» **TEXT BLOCK**
■ ■ ■ ■

Life of a WAHM


((in case you don't know...WAHM means Work At Home Mom.))

I work from home, 40-odd hours every week. And lots of time on Monday mornings it seems impossible that I will get 40 hours done, every week on time without having a mental breakdown.

I'm really lucky though. My work from home job is non-schedule-specific, which means I can work any hours of the day or night, whenever I get the chance. I only communicate with my employer via email, and sometimes occasional phone calls or rare meetings can take place but really not very often.

This makes it somewhat easy to work around Kate's schedule. Since I'm at home most of the time, I can stop to feed her, change her diaper, play with her, or distract her as necessary. Of course that doesn't mean it's always easy easy. She has a great tendency to blowout a diaper or get into a realllly good fit of teething pain when I'm trying to make a deadline or send off an important email.

I've had to learn to make wiggle room when I can. When David works late, I tend to work later hours into the evening, taking breaks and playing with Kate during the day more. When he gets home at a reasonable hour (sometime before the sunset is reasonable on our account), I have him take her for an hour or two to finish up a project or do a bunch of emailing in a row.

Luckily, Kate's still in the immobile and mostly happy stage of babyhood. She stays put wherever I put her (has only rolled over once...big deal but still only once) and can entertain herself for most of the time an hour at a time in her bouncer seat, looking at her mobile play thingy, sitting in her swing with a toy in front of her, or in her Bumbo on my desk next to me.

■ ■ ■ ■

» **EXCERPTED RECORDS**
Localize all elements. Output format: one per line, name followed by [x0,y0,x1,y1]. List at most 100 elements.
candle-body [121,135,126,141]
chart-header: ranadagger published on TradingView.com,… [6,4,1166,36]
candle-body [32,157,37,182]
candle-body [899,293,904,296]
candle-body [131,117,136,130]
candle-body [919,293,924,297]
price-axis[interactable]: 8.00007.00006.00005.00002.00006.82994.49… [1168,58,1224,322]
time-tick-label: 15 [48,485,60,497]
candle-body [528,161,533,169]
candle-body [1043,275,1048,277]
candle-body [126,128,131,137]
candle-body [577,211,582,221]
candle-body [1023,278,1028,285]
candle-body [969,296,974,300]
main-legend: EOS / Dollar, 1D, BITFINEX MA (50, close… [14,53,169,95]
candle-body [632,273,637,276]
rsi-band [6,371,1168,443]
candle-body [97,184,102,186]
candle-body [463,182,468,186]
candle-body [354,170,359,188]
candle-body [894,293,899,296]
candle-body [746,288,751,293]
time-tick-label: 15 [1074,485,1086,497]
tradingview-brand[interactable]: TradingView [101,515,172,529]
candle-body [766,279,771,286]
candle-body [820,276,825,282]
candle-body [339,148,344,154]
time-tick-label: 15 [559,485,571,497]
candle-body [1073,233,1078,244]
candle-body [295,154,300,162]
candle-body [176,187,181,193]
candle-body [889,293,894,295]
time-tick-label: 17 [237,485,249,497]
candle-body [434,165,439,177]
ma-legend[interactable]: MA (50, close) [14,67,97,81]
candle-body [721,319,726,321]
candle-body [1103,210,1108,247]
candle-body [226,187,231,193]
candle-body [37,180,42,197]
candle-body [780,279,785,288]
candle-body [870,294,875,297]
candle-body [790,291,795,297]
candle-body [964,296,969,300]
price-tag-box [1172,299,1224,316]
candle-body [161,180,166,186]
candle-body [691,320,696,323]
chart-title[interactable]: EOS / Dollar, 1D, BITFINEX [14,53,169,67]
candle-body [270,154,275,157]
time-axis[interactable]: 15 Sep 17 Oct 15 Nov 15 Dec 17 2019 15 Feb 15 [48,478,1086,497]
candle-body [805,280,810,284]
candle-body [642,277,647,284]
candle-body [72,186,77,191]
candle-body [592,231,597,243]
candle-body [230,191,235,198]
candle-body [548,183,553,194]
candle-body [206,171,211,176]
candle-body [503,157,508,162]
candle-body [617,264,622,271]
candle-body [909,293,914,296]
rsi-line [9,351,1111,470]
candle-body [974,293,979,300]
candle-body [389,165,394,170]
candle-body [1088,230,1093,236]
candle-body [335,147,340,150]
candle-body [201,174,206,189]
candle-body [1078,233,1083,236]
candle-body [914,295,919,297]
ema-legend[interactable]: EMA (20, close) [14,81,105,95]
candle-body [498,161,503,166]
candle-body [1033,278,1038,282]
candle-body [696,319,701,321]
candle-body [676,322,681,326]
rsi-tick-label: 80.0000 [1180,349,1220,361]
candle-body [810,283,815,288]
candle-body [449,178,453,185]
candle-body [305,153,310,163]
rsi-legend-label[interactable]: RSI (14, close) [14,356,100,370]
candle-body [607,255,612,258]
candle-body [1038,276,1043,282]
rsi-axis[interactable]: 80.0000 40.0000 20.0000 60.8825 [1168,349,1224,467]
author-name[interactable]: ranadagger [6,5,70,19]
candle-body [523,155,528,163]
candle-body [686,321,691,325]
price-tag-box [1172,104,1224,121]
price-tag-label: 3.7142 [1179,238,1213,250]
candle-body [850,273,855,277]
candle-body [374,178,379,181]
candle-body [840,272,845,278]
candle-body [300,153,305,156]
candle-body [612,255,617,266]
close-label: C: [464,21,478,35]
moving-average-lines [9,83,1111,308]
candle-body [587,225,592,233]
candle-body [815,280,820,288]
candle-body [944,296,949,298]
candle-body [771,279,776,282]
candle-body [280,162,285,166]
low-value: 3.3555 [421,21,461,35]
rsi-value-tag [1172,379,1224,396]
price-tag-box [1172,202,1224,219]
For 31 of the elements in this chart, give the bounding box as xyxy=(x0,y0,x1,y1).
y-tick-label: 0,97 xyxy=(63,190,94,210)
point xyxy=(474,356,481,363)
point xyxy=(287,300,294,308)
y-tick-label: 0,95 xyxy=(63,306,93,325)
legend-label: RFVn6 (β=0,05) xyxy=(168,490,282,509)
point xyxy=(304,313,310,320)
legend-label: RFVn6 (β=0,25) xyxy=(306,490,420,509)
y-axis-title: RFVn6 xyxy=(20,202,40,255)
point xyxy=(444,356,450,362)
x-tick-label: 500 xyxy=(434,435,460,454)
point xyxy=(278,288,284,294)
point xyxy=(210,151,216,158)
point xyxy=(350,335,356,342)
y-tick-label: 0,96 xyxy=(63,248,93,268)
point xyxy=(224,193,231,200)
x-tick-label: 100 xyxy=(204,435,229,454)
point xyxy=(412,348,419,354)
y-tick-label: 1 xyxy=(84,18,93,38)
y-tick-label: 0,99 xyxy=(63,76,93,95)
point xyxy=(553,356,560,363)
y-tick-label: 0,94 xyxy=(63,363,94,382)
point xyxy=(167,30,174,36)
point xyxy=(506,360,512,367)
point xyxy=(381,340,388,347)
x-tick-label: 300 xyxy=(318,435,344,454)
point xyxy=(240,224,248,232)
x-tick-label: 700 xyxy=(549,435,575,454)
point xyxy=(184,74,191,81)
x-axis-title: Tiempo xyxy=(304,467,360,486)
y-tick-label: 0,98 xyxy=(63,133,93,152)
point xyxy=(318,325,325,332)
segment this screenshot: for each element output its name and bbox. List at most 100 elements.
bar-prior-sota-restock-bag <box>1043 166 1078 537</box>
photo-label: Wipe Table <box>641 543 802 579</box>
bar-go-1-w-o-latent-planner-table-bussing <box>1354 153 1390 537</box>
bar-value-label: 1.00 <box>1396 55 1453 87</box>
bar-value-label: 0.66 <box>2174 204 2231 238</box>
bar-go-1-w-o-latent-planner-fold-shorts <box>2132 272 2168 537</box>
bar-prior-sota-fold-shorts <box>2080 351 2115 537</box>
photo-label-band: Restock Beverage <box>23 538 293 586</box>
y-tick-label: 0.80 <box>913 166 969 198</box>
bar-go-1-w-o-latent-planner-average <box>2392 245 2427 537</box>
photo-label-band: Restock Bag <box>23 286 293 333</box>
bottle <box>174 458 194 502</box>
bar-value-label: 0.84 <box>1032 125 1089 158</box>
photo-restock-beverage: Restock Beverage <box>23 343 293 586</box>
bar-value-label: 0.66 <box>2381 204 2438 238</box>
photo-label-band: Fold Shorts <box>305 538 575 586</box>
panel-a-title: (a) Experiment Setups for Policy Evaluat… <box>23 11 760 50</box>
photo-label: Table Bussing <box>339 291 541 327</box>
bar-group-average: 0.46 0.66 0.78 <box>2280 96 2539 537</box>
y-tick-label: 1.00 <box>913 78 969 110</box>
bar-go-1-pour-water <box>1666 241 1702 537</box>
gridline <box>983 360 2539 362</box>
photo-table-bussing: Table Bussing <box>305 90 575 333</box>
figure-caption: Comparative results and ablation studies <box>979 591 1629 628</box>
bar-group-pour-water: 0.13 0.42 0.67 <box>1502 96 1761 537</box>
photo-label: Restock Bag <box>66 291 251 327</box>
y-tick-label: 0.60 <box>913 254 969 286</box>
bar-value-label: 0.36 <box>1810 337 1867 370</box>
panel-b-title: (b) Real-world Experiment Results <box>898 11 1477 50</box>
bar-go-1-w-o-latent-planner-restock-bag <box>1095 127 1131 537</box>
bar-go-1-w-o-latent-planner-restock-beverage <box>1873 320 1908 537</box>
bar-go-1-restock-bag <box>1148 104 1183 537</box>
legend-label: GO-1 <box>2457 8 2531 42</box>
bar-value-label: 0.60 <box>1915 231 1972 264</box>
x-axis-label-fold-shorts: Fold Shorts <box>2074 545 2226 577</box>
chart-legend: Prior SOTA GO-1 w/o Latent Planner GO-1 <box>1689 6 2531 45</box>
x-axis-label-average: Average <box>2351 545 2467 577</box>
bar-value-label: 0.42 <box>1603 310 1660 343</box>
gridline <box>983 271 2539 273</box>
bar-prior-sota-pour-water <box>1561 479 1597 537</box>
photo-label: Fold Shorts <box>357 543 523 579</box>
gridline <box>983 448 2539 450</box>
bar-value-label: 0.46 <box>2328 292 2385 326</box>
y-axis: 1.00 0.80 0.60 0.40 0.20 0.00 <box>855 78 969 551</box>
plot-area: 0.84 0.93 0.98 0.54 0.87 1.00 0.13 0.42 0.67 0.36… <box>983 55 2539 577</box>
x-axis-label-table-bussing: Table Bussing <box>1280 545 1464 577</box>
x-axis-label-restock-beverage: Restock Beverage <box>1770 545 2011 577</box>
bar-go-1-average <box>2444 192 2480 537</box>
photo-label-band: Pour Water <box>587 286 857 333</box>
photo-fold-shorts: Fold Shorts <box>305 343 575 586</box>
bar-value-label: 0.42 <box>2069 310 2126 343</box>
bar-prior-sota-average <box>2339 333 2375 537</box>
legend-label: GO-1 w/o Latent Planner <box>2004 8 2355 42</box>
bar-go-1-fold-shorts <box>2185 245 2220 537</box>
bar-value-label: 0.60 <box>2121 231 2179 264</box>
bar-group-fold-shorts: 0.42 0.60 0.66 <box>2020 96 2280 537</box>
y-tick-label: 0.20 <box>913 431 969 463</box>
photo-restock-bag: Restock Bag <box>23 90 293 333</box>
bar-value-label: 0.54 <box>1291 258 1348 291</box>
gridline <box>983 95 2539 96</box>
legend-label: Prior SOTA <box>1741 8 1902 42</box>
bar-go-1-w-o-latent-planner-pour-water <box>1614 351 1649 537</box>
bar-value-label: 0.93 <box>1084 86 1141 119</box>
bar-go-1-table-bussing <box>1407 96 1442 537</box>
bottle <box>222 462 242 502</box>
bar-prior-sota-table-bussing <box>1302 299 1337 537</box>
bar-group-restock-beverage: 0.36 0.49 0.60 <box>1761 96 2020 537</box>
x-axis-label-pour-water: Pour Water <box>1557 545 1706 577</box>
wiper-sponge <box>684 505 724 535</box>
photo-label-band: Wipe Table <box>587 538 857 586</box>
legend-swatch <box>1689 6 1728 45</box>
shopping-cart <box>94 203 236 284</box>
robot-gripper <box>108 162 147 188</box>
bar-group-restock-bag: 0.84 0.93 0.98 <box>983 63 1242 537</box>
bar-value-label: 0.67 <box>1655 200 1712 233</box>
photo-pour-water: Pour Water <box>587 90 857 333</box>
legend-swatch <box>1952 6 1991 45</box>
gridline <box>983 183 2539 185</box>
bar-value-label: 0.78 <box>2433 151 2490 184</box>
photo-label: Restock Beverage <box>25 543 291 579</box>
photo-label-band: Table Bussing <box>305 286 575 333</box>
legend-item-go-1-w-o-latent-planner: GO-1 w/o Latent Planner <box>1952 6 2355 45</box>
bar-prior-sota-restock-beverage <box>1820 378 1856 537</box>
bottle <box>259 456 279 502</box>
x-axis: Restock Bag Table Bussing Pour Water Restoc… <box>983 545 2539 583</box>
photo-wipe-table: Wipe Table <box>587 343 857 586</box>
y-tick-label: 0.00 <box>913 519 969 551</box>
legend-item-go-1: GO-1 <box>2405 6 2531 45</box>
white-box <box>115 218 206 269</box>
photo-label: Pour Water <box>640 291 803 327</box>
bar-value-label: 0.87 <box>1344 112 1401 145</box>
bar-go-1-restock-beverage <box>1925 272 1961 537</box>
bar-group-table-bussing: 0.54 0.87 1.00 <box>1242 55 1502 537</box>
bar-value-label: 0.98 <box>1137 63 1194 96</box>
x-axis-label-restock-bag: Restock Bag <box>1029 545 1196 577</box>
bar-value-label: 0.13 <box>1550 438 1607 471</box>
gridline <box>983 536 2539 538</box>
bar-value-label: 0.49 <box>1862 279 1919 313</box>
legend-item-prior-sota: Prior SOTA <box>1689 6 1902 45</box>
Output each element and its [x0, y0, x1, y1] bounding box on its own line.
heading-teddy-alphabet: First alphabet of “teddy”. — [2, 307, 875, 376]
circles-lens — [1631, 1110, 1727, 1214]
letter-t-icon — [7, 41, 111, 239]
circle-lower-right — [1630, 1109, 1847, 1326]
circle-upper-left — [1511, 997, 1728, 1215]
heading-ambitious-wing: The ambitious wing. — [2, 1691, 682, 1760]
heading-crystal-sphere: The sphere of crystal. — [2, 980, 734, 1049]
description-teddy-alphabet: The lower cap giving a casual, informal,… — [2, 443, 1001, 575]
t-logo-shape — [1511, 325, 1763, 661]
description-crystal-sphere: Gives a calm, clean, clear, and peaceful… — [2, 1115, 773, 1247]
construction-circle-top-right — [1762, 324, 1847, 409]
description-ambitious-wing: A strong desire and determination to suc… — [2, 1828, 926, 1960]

■ ■ ■ ■

» **DESCRIPTION OF THE TASK**
Print the stretch of the work-at-home mom post from "I work from" through "not very often.". The items stand apart from the work-at-home mom post.

» **COMPLETE ANSWER**
I work from home, 40-odd hours every week. And lots of time on Monday mornings it seems impossible that I will get 40 hours done, every week on time without having a mental breakdown.

I'm really lucky though. My work from home job is non-schedule-specific, which means I can work any hours of the day or night, whenever I get the chance. I only communicate with my employer via email, and sometimes occasional phone calls or rare meetings can take place but really not very often.